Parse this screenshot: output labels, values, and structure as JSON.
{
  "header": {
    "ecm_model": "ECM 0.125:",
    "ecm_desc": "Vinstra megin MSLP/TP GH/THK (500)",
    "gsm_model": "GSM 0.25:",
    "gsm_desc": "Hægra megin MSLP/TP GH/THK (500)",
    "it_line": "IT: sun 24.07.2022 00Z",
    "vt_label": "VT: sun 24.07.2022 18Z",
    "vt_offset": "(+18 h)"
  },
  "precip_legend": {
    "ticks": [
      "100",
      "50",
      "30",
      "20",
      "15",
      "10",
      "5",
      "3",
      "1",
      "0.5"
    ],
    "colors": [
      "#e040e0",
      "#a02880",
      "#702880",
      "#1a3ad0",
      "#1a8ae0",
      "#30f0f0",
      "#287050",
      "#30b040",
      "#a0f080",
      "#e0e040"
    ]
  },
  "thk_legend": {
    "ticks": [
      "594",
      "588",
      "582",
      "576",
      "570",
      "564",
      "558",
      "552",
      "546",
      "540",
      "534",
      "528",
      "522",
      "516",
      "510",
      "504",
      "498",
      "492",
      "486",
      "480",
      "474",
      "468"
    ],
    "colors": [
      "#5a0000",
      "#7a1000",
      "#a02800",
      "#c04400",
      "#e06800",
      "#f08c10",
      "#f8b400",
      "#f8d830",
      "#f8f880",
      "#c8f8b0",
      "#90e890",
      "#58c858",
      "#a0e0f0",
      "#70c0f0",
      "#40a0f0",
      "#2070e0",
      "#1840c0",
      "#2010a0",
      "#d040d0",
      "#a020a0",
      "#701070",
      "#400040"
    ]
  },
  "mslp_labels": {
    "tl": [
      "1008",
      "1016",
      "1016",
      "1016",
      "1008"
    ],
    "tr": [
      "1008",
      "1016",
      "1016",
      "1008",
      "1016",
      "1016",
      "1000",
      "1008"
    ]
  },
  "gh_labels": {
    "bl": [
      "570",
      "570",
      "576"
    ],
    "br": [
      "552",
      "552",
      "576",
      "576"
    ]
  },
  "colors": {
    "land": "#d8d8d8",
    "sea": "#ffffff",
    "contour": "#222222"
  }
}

EXERCISE PROMPT ▸ Retype the listing. Match it exactly.

RESULT BELOW ▸
Parse this screenshot: output labels, values, and structure as JSON.
{
  "header": {
    "ecm_model": "ECM 0.125:",
    "ecm_desc": "Vinstra megin MSLP/TP GH/THK (500)",
    "gsm_model": "GSM 0.25:",
    "gsm_desc": "Hægra megin MSLP/TP GH/THK (500)",
    "it_line": "IT: sun 24.07.2022 00Z",
    "vt_label": "VT: sun 24.07.2022 18Z",
    "vt_offset": "(+18 h)"
  },
  "precip_legend": {
    "ticks": [
      "100",
      "50",
      "30",
      "20",
      "15",
      "10",
      "5",
      "3",
      "1",
      "0.5"
    ],
    "colors": [
      "#e040e0",
      "#a02880",
      "#702880",
      "#1a3ad0",
      "#1a8ae0",
      "#30f0f0",
      "#287050",
      "#30b040",
      "#a0f080",
      "#e0e040"
    ]
  },
  "thk_legend": {
    "ticks": [
      "594",
      "588",
      "582",
      "576",
      "570",
      "564",
      "558",
      "552",
      "546",
      "540",
      "534",
      "528",
      "522",
      "516",
      "510",
      "504",
      "498",
      "492",
      "486",
      "480",
      "474",
      "468"
    ],
    "colors": [
      "#5a0000",
      "#7a1000",
      "#a02800",
      "#c04400",
      "#e06800",
      "#f08c10",
      "#f8b400",
      "#f8d830",
      "#f8f880",
      "#c8f8b0",
      "#90e890",
      "#58c858",
      "#a0e0f0",
      "#70c0f0",
      "#40a0f0",
      "#2070e0",
      "#1840c0",
      "#2010a0",
      "#d040d0",
      "#a020a0",
      "#701070",
      "#400040"
    ]
  },
  "mslp_labels": {
    "tl": [
      "1008",
      "1016",
      "1016",
      "1016",
      "1008"
    ],
    "tr": [
      "1008",
      "1016",
      "1016",
      "1008",
      "1016",
      "1016",
      "1000",
      "1008"
    ]
  },
  "gh_labels": {
    "bl": [
      "570",
      "570",
      "576"
    ],
    "br": [
      "552",
      "552",
      "576",
      "576"
    ]
  },
  "colors": {
    "land": "#d8d8d8",
    "sea": "#ffffff",
    "contour": "#222222"
  }
}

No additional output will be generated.